(Stated goal):
Retype the data below without altering anything.

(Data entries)
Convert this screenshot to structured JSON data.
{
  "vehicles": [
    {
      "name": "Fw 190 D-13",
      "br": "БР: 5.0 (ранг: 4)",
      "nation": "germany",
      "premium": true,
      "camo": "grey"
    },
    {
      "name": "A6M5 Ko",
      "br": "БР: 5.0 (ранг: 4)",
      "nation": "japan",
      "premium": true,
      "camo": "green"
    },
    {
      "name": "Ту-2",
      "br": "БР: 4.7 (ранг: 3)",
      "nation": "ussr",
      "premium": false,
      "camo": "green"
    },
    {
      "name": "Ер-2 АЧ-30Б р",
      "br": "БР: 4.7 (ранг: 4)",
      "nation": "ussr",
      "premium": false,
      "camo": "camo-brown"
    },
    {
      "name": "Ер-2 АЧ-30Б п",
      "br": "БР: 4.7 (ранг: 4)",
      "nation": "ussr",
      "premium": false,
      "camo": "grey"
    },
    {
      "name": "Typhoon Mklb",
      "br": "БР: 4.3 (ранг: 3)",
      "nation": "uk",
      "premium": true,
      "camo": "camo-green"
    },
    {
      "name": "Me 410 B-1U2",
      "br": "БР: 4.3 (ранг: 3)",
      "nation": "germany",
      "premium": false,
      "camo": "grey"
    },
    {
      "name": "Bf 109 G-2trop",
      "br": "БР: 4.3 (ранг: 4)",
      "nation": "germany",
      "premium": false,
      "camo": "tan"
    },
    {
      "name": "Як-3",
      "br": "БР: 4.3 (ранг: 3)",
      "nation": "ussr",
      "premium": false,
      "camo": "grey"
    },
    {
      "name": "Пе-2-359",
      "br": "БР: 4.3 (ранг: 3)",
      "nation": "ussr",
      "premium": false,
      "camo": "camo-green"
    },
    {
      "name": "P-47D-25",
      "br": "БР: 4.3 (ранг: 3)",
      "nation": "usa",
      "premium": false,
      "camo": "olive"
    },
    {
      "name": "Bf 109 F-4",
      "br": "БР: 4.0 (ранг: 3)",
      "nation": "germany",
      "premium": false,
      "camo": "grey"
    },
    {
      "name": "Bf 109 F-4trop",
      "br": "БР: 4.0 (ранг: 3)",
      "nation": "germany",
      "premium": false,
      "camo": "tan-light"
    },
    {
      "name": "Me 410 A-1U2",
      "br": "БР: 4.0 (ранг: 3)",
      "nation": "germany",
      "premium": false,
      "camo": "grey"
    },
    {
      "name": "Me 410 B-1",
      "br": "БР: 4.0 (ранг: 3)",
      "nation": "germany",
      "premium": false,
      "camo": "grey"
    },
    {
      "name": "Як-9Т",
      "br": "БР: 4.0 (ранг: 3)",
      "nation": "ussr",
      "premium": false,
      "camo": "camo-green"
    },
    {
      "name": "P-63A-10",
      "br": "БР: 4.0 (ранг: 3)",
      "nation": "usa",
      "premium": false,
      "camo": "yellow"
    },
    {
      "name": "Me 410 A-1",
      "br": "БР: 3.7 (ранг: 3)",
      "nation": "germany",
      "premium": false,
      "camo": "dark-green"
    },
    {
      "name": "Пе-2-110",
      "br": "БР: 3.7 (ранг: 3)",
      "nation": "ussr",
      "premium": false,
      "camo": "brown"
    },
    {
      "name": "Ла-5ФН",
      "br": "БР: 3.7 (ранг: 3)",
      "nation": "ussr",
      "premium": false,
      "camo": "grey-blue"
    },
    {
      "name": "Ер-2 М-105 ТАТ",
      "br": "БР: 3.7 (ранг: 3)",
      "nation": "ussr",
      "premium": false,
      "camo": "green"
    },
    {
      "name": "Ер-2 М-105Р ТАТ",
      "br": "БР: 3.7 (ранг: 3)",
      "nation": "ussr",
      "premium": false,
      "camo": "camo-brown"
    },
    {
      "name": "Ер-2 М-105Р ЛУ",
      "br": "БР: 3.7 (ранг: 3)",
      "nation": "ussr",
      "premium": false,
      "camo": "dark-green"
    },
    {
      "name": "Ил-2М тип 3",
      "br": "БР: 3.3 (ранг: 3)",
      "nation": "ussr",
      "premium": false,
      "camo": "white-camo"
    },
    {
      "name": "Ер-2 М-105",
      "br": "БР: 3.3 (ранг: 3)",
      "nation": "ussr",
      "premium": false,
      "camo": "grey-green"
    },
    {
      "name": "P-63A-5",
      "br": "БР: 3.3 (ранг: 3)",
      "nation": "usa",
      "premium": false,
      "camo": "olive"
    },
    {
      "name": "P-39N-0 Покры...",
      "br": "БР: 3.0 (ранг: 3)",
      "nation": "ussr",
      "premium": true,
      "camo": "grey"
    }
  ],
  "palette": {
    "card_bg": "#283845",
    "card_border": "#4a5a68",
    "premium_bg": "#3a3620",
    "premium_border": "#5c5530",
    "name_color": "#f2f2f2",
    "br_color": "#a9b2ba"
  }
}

(Correct output):
Convert this screenshot to structured JSON data.
{
  "vehicles": [
    {
      "name": "Fw 190 D-13",
      "br": "БР: 5.0 (ранг: 4)",
      "nation": "germany",
      "premium": true,
      "camo": "grey"
    },
    {
      "name": "A6M5 Ko",
      "br": "БР: 5.0 (ранг: 4)",
      "nation": "japan",
      "premium": true,
      "camo": "green"
    },
    {
      "name": "Ту-2",
      "br": "БР: 4.7 (ранг: 3)",
      "nation": "ussr",
      "premium": false,
      "camo": "green"
    },
    {
      "name": "Ер-2 АЧ-30Б р",
      "br": "БР: 4.7 (ранг: 4)",
      "nation": "ussr",
      "premium": false,
      "camo": "camo-brown"
    },
    {
      "name": "Ер-2 АЧ-30Б п",
      "br": "БР: 4.7 (ранг: 4)",
      "nation": "ussr",
      "premium": false,
      "camo": "grey"
    },
    {
      "name": "Typhoon Mklb",
      "br": "БР: 4.3 (ранг: 3)",
      "nation": "uk",
      "premium": true,
      "camo": "camo-green"
    },
    {
      "name": "Me 410 B-1U2",
      "br": "БР: 4.3 (ранг: 3)",
      "nation": "germany",
      "premium": false,
      "camo": "grey"
    },
    {
      "name": "Bf 109 G-2trop",
      "br": "БР: 4.3 (ранг: 4)",
      "nation": "germany",
      "premium": false,
      "camo": "tan"
    },
    {
      "name": "Як-3",
      "br": "БР: 4.3 (ранг: 3)",
      "nation": "ussr",
      "premium": false,
      "camo": "grey"
    },
    {
      "name": "Пе-2-359",
      "br": "БР: 4.3 (ранг: 3)",
      "nation": "ussr",
      "premium": false,
      "camo": "camo-green"
    },
    {
      "name": "P-47D-25",
      "br": "БР: 4.3 (ранг: 3)",
      "nation": "usa",
      "premium": false,
      "camo": "olive"
    },
    {
      "name": "Bf 109 F-4",
      "br": "БР: 4.0 (ранг: 3)",
      "nation": "germany",
      "premium": false,
      "camo": "grey"
    },
    {
      "name": "Bf 109 F-4trop",
      "br": "БР: 4.0 (ранг: 3)",
      "nation": "germany",
      "premium": false,
      "camo": "tan-light"
    },
    {
      "name": "Me 410 A-1U2",
      "br": "БР: 4.0 (ранг: 3)",
      "nation": "germany",
      "premium": false,
      "camo": "grey"
    },
    {
      "name": "Me 410 B-1",
      "br": "БР: 4.0 (ранг: 3)",
      "nation": "germany",
      "premium": false,
      "camo": "grey"
    },
    {
      "name": "Як-9Т",
      "br": "БР: 4.0 (ранг: 3)",
      "nation": "ussr",
      "premium": false,
      "camo": "camo-green"
    },
    {
      "name": "P-63A-10",
      "br": "БР: 4.0 (ранг: 3)",
      "nation": "usa",
      "premium": false,
      "camo": "yellow"
    },
    {
      "name": "Me 410 A-1",
      "br": "БР: 3.7 (ранг: 3)",
      "nation": "germany",
      "premium": false,
      "camo": "dark-green"
    },
    {
      "name": "Пе-2-110",
      "br": "БР: 3.7 (ранг: 3)",
      "nation": "ussr",
      "premium": false,
      "camo": "brown"
    },
    {
      "name": "Ла-5ФН",
      "br": "БР: 3.7 (ранг: 3)",
      "nation": "ussr",
      "premium": false,
      "camo": "grey-blue"
    },
    {
      "name": "Ер-2 М-105 ТАТ",
      "br": "БР: 3.7 (ранг: 3)",
      "nation": "ussr",
      "premium": false,
      "camo": "green"
    },
    {
      "name": "Ер-2 М-105Р ТАТ",
      "br": "БР: 3.7 (ранг: 3)",
      "nation": "ussr",
      "premium": false,
      "camo": "camo-brown"
    },
    {
      "name": "Ер-2 М-105Р ЛУ",
      "br": "БР: 3.7 (ранг: 3)",
      "nation": "ussr",
      "premium": false,
      "camo": "dark-green"
    },
    {
      "name": "Ил-2М тип 3",
      "br": "БР: 3.3 (ранг: 3)",
      "nation": "ussr",
      "premium": false,
      "camo": "white-camo"
    },
    {
      "name": "Ер-2 М-105",
      "br": "БР: 3.3 (ранг: 3)",
      "nation": "ussr",
      "premium": false,
      "camo": "grey-green"
    },
    {
      "name": "P-63A-5",
      "br": "БР: 3.3 (ранг: 3)",
      "nation": "usa",
      "premium": false,
      "camo": "olive"
    },
    {
      "name": "P-39N-0 Покры...",
      "br": "БР: 3.0 (ранг: 3)",
      "nation": "ussr",
      "premium": true,
      "camo": "grey"
    }
  ],
  "palette": {
    "card_bg": "#283845",
    "card_border": "#4a5a68",
    "premium_bg": "#3a3620",
    "premium_border": "#5c5530",
    "name_color": "#f2f2f2",
    "br_color": "#a9b2ba"
  }
}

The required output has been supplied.